> Given request
Check every line below for the word "zeolite" and show those that hold it.
-- begin --
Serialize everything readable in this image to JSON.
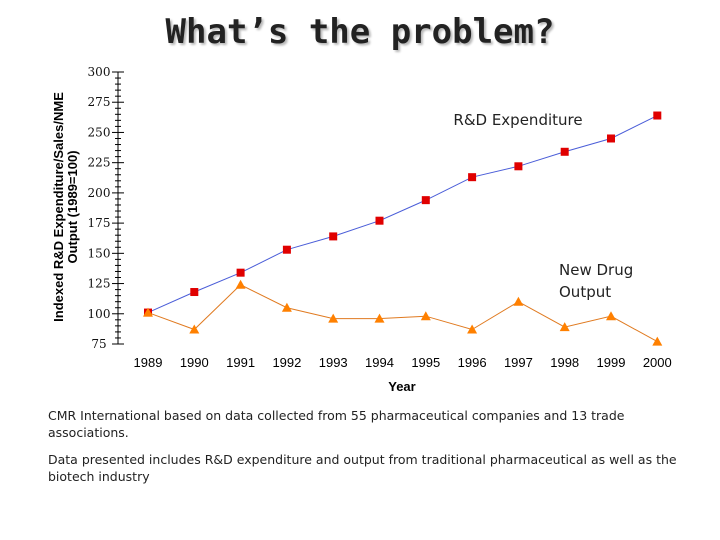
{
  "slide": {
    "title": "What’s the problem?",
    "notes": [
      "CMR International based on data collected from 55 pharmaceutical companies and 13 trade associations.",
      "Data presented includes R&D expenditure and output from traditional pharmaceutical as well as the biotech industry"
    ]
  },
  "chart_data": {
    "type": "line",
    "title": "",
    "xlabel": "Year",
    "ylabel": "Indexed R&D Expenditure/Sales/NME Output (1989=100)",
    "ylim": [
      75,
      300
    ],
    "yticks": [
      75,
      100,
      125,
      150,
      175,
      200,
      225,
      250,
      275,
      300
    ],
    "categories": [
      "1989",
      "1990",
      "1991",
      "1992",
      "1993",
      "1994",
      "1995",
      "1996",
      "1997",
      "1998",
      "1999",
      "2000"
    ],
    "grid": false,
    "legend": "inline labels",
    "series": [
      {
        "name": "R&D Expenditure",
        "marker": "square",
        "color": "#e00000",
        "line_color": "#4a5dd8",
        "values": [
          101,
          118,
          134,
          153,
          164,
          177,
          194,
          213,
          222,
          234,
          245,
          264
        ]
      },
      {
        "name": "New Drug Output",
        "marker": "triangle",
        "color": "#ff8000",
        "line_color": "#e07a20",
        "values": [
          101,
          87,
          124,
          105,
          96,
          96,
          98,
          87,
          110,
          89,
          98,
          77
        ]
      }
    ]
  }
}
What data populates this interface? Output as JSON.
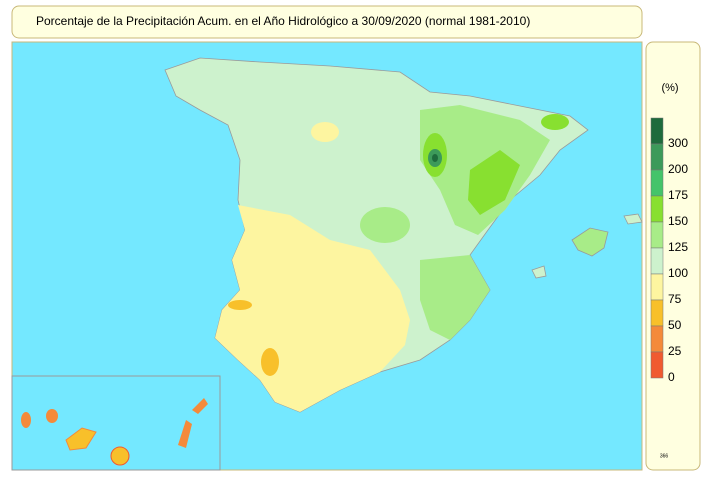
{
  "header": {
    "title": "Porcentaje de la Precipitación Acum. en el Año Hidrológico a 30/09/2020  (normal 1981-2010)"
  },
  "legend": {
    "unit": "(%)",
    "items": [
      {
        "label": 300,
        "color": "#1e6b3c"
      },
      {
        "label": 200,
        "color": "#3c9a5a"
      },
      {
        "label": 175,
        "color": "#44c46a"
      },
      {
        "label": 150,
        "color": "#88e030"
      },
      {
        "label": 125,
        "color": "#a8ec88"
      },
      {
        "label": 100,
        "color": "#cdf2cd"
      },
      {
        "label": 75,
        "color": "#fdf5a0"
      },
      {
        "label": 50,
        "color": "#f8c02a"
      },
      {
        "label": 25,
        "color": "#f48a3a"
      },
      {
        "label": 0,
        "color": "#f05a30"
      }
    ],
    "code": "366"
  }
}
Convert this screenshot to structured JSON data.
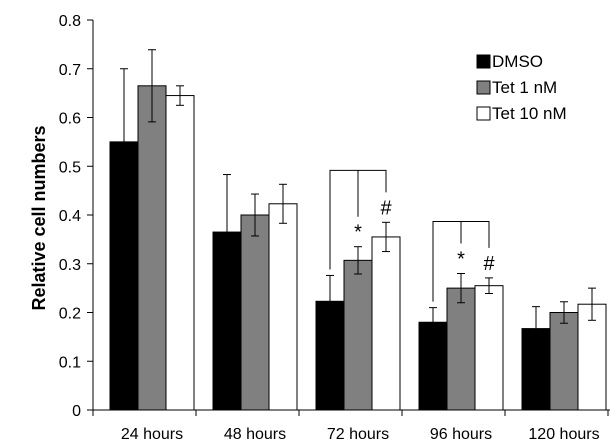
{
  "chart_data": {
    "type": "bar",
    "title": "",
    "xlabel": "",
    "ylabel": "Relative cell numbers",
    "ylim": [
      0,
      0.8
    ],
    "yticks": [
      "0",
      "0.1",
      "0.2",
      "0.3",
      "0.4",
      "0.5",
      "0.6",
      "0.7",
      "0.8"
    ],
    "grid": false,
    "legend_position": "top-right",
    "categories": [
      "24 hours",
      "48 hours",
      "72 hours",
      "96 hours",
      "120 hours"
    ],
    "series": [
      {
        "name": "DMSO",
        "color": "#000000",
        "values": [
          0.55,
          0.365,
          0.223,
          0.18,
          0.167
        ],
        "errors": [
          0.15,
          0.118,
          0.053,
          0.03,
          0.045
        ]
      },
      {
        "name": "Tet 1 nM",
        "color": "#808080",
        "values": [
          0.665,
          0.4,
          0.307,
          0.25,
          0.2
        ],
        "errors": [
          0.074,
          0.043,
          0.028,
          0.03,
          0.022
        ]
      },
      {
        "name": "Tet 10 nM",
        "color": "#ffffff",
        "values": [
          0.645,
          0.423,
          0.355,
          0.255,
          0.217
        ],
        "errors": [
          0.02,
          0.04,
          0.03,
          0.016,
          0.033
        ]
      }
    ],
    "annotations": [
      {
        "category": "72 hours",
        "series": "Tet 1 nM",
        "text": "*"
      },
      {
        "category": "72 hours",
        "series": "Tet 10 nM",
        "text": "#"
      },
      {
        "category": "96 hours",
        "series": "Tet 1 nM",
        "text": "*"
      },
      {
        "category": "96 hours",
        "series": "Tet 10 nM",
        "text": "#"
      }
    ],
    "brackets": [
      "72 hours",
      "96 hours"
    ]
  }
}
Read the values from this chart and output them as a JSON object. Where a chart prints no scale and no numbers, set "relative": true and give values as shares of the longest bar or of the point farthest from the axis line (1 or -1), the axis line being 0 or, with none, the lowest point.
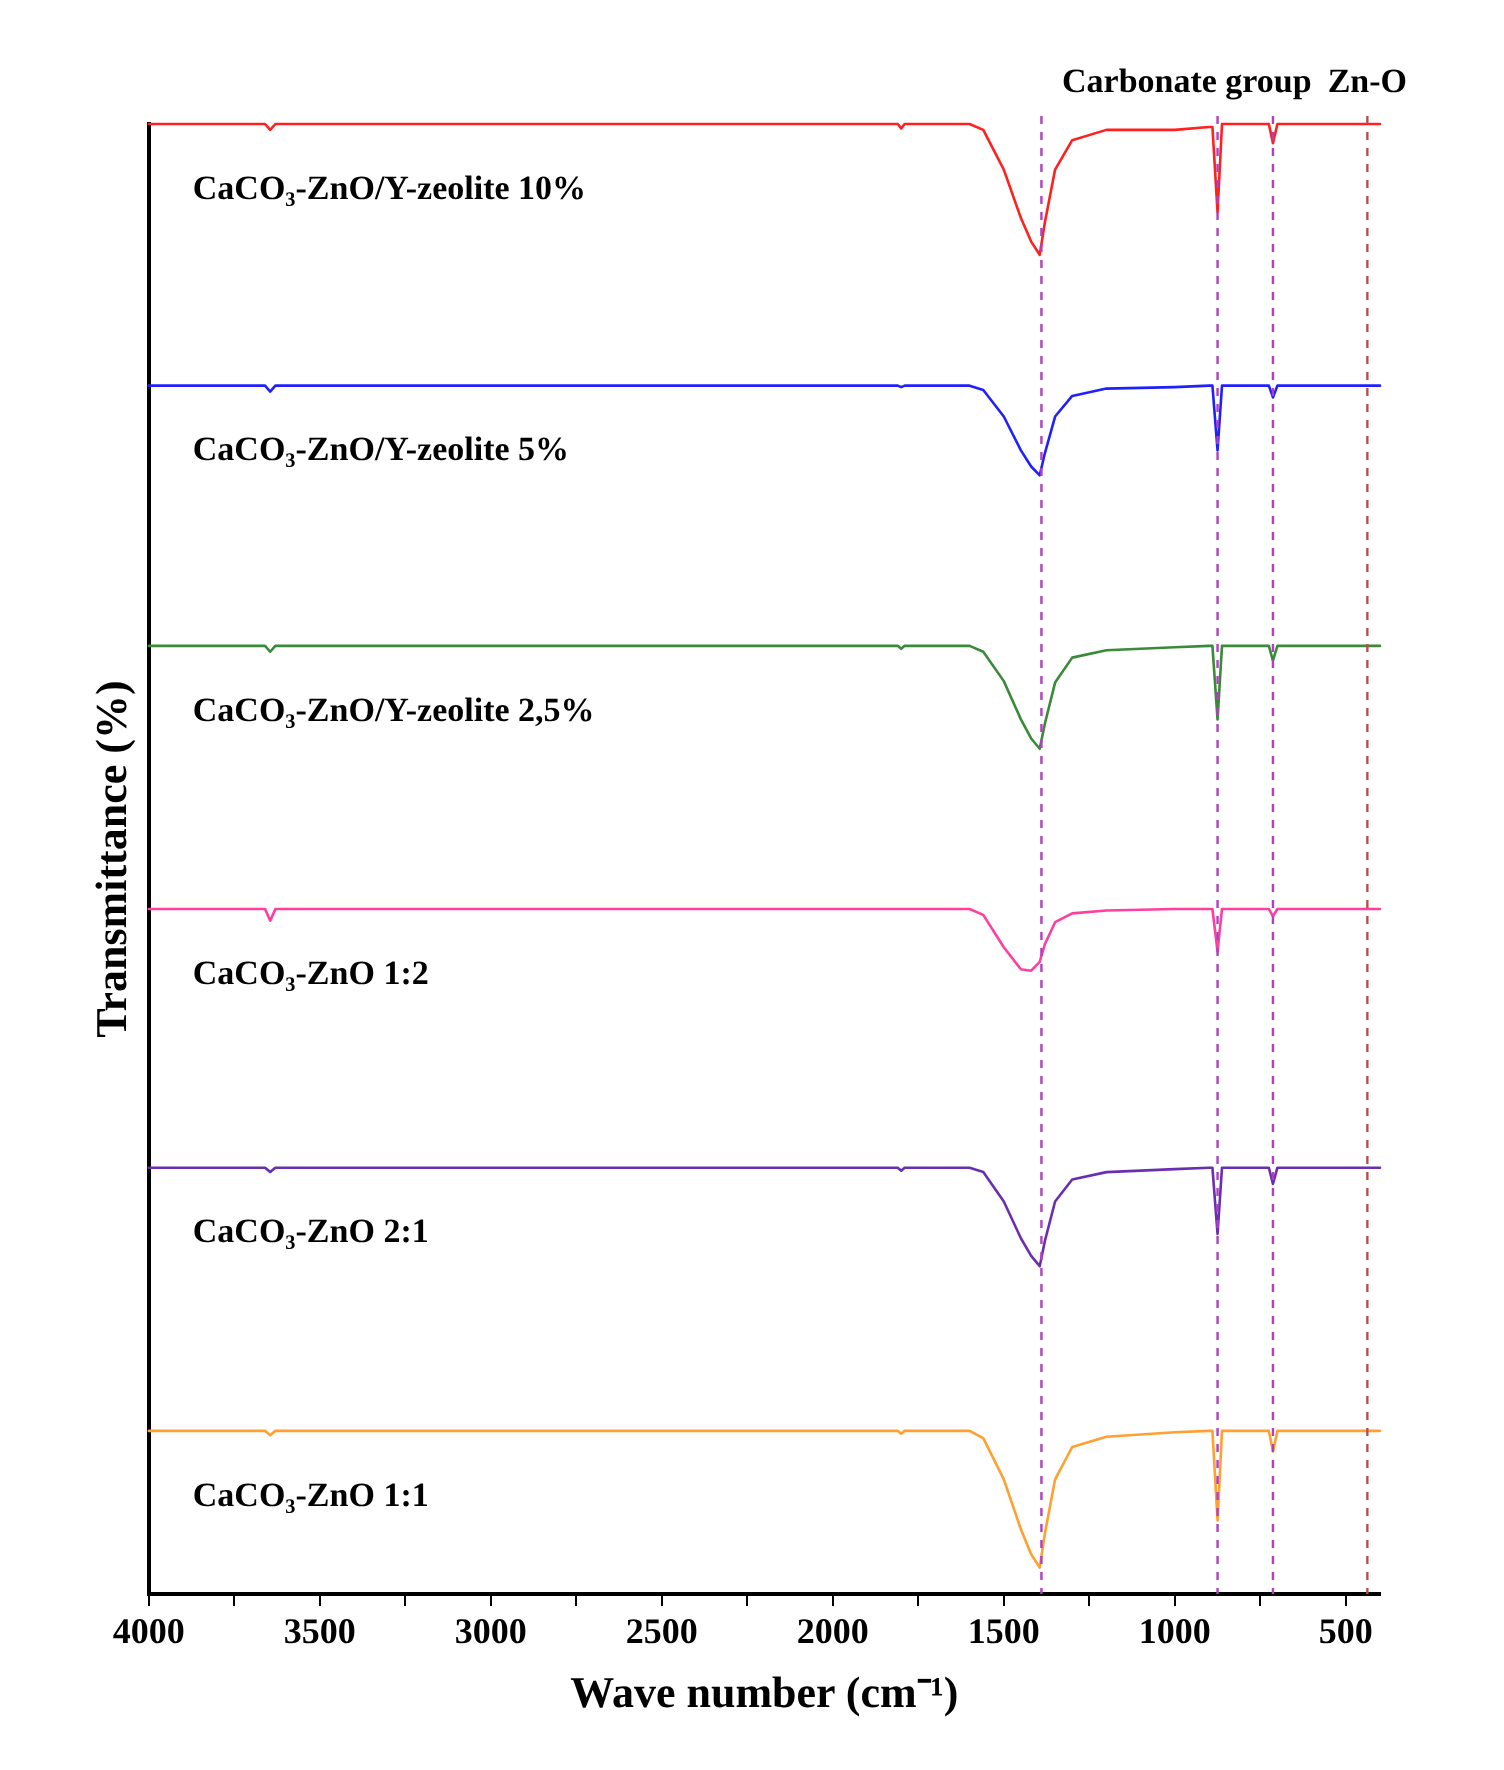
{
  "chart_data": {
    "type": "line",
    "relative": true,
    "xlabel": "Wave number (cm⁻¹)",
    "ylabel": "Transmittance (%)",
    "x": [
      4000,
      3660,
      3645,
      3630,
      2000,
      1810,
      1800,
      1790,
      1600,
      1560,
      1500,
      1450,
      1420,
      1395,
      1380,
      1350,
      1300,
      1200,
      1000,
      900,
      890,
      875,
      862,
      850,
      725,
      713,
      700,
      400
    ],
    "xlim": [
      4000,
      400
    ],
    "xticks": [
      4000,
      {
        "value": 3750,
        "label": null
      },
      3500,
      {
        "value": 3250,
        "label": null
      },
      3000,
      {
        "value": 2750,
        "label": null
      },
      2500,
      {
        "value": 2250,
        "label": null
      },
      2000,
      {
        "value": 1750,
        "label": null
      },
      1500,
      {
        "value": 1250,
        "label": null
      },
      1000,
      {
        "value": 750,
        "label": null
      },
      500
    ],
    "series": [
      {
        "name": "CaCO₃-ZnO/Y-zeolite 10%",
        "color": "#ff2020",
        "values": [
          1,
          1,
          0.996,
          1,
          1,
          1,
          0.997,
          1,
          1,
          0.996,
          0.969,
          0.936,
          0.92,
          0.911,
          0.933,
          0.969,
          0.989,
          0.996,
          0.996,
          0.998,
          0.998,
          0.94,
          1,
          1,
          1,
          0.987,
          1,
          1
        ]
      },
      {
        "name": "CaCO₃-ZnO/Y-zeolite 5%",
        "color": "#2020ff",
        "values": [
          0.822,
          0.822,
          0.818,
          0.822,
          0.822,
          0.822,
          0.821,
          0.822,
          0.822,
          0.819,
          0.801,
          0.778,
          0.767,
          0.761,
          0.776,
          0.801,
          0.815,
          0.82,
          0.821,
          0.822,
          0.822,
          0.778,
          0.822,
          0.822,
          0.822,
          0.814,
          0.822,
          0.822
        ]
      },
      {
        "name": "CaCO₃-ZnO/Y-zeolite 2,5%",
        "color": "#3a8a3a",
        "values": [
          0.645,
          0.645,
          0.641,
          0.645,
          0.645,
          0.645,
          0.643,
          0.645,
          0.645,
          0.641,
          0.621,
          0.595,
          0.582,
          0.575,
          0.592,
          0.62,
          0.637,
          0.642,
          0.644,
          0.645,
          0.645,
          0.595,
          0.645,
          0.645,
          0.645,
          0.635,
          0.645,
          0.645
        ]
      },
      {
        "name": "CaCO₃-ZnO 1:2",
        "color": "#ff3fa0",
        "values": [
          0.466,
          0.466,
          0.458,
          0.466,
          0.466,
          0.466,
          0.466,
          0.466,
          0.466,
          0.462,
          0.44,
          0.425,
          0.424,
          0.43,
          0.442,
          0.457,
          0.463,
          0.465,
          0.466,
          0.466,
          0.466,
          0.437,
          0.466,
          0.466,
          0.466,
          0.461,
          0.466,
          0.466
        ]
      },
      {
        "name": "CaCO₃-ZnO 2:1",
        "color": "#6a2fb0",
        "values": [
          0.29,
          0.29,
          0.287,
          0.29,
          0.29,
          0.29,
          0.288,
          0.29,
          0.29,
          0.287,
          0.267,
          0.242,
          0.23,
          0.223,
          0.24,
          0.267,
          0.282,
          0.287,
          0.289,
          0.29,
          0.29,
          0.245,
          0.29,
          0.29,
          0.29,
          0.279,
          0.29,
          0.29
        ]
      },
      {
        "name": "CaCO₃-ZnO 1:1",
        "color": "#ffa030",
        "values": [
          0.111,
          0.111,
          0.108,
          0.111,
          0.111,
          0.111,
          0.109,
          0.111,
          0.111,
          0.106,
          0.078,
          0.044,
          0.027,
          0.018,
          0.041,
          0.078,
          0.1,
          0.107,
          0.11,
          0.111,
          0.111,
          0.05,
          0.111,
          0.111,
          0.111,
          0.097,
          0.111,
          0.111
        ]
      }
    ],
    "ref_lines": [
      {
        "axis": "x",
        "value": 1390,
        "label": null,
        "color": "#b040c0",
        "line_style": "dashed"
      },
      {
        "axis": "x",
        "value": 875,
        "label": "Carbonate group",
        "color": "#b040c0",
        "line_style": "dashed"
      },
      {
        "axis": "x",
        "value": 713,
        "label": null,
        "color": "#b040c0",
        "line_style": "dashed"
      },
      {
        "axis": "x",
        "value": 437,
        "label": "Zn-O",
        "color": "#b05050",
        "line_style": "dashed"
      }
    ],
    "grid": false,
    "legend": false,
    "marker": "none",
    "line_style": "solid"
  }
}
-- end --
> Correct result
        "name": "CaCO₃-ZnO/Y-zeolite 10%",
        "name": "CaCO₃-ZnO/Y-zeolite 5%",
        "name": "CaCO₃-ZnO/Y-zeolite 2,5%",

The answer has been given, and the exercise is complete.